— start AVAILABLE DATA —

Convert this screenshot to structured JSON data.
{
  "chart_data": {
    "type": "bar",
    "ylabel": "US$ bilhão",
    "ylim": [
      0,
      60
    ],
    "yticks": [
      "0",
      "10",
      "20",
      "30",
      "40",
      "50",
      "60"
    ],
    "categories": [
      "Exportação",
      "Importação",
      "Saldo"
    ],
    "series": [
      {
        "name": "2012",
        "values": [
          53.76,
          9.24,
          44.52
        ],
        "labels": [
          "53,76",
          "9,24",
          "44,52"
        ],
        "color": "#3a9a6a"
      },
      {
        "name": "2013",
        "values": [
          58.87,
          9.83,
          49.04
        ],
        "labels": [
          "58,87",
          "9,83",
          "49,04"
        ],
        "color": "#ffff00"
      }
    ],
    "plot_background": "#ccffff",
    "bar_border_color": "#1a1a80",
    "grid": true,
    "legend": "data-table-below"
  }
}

— end AVAILABLE DATA —

Print the records above in full, exactly.

(REPLY TO THE EXERCISE):
Convert this screenshot to structured JSON data.
{
  "chart_data": {
    "type": "bar",
    "ylabel": "US$ bilhão",
    "ylim": [
      0,
      60
    ],
    "yticks": [
      "0",
      "10",
      "20",
      "30",
      "40",
      "50",
      "60"
    ],
    "categories": [
      "Exportação",
      "Importação",
      "Saldo"
    ],
    "series": [
      {
        "name": "2012",
        "values": [
          53.76,
          9.24,
          44.52
        ],
        "labels": [
          "53,76",
          "9,24",
          "44,52"
        ],
        "color": "#3a9a6a"
      },
      {
        "name": "2013",
        "values": [
          58.87,
          9.83,
          49.04
        ],
        "labels": [
          "58,87",
          "9,83",
          "49,04"
        ],
        "color": "#ffff00"
      }
    ],
    "plot_background": "#ccffff",
    "bar_border_color": "#1a1a80",
    "grid": true,
    "legend": "data-table-below"
  }
}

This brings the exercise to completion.